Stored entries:
━━━━

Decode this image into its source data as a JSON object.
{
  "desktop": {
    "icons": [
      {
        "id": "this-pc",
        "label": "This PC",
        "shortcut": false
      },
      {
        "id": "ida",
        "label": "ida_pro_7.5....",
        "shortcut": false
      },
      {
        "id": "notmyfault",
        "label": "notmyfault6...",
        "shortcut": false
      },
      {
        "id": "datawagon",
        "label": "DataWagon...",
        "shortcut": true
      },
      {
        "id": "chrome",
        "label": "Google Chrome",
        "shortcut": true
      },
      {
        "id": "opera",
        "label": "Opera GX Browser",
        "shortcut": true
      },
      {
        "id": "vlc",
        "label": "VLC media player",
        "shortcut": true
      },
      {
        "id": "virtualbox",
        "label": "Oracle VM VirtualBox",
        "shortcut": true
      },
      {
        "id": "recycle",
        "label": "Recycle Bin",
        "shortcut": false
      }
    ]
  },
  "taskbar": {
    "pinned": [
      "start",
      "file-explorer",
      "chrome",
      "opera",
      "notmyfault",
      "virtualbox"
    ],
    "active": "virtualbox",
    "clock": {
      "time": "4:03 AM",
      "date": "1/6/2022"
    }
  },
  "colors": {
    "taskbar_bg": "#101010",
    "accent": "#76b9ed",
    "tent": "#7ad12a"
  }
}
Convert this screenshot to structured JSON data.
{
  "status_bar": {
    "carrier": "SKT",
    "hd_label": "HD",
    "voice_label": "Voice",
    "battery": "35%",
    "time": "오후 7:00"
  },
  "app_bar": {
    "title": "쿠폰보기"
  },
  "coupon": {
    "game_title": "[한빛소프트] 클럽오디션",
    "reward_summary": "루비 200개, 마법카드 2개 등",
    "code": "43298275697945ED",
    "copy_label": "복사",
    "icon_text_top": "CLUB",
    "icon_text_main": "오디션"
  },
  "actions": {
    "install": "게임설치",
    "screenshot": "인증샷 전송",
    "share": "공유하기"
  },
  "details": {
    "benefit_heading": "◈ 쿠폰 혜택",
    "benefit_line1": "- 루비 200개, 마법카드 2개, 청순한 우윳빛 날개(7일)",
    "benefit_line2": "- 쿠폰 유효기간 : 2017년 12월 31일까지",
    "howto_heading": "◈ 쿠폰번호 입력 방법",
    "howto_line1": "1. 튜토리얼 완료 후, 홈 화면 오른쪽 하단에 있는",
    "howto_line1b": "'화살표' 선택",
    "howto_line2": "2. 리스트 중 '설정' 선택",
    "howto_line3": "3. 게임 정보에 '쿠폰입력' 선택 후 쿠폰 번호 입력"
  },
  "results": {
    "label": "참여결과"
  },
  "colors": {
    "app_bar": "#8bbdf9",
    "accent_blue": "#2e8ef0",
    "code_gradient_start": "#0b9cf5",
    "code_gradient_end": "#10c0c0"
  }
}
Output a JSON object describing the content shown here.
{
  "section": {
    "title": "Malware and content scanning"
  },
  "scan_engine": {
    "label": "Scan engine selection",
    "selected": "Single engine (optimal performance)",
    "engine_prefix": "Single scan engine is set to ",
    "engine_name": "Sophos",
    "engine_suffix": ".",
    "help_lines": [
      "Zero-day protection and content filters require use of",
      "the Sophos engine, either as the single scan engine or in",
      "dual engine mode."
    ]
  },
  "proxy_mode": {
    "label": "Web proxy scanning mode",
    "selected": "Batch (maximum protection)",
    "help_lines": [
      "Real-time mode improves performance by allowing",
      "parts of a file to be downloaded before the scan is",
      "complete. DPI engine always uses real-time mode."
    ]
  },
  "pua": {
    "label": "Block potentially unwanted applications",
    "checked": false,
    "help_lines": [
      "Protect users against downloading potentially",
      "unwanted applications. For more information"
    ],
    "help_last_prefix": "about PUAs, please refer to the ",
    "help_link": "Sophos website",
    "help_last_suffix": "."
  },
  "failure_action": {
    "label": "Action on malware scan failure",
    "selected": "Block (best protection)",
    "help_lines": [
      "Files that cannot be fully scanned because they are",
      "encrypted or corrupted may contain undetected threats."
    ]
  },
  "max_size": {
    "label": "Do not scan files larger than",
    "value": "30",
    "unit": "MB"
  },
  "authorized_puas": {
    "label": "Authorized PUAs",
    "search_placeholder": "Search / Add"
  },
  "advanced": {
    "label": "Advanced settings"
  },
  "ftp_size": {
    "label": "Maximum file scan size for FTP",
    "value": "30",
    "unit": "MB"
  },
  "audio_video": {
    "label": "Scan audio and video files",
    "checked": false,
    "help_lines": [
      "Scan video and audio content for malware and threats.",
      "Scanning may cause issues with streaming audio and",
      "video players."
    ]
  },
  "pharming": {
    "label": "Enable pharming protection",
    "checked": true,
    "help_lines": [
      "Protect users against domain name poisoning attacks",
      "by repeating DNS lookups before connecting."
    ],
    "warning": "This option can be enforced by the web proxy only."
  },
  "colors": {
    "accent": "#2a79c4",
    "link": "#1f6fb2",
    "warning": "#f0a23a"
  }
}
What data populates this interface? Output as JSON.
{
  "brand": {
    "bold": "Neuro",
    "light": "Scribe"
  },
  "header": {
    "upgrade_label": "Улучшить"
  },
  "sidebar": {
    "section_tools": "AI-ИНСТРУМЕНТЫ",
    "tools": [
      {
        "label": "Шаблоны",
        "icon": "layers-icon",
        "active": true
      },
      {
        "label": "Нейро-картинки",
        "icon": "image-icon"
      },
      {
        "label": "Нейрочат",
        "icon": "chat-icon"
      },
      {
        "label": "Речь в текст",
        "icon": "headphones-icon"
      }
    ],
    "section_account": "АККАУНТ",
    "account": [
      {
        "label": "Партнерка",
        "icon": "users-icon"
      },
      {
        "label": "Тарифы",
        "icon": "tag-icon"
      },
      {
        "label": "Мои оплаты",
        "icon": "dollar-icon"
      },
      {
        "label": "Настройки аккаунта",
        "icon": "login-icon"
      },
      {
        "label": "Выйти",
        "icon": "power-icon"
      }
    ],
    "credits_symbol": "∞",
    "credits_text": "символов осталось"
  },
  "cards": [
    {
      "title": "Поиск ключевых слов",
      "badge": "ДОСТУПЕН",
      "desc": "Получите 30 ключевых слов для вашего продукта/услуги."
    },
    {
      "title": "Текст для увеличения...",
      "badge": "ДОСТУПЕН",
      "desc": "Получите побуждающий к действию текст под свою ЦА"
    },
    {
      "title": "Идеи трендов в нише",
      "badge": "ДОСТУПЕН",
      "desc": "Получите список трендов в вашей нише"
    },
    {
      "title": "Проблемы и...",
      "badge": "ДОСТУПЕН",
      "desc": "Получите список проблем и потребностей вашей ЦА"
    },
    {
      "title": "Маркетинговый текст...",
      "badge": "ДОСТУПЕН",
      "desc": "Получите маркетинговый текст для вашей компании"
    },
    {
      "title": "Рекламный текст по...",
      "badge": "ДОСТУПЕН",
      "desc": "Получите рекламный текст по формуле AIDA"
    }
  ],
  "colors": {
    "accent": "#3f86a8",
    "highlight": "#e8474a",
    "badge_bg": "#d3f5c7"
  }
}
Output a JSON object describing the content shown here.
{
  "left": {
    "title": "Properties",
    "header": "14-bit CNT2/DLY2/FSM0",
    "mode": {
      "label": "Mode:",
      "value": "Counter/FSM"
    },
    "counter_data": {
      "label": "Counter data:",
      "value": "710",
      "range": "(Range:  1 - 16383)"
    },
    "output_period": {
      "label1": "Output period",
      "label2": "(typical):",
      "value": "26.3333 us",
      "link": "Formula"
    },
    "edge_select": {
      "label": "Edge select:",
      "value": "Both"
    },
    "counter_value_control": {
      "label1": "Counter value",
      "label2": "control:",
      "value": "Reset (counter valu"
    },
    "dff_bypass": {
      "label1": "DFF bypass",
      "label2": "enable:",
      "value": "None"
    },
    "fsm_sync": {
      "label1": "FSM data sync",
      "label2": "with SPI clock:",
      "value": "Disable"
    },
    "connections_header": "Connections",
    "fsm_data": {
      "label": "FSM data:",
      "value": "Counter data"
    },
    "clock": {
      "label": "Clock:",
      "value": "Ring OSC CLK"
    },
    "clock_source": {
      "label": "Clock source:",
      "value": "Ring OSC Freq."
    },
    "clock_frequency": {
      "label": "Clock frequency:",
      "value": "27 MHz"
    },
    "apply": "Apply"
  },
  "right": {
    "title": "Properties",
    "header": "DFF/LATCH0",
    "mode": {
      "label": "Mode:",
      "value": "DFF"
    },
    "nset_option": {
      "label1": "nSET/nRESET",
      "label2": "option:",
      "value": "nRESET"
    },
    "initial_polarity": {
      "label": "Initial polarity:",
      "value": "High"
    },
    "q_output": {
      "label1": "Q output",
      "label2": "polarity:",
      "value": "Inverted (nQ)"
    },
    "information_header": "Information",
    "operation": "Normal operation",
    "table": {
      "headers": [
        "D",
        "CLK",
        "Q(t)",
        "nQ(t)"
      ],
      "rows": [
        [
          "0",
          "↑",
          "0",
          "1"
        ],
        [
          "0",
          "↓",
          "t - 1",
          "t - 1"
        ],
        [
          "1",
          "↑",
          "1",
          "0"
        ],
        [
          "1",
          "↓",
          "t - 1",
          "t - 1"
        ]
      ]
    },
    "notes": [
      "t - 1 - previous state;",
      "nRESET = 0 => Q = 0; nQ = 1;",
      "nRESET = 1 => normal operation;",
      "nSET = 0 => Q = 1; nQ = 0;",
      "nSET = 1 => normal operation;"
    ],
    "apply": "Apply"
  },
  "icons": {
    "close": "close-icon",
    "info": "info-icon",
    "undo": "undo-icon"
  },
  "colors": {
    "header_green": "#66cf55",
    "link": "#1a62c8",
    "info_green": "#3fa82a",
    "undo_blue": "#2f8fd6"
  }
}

━━━━

**INSTRUCTION**:
State how many lines of the listing include the word "unwanted". Reply with the number alone.

**THE ANSWER**:
2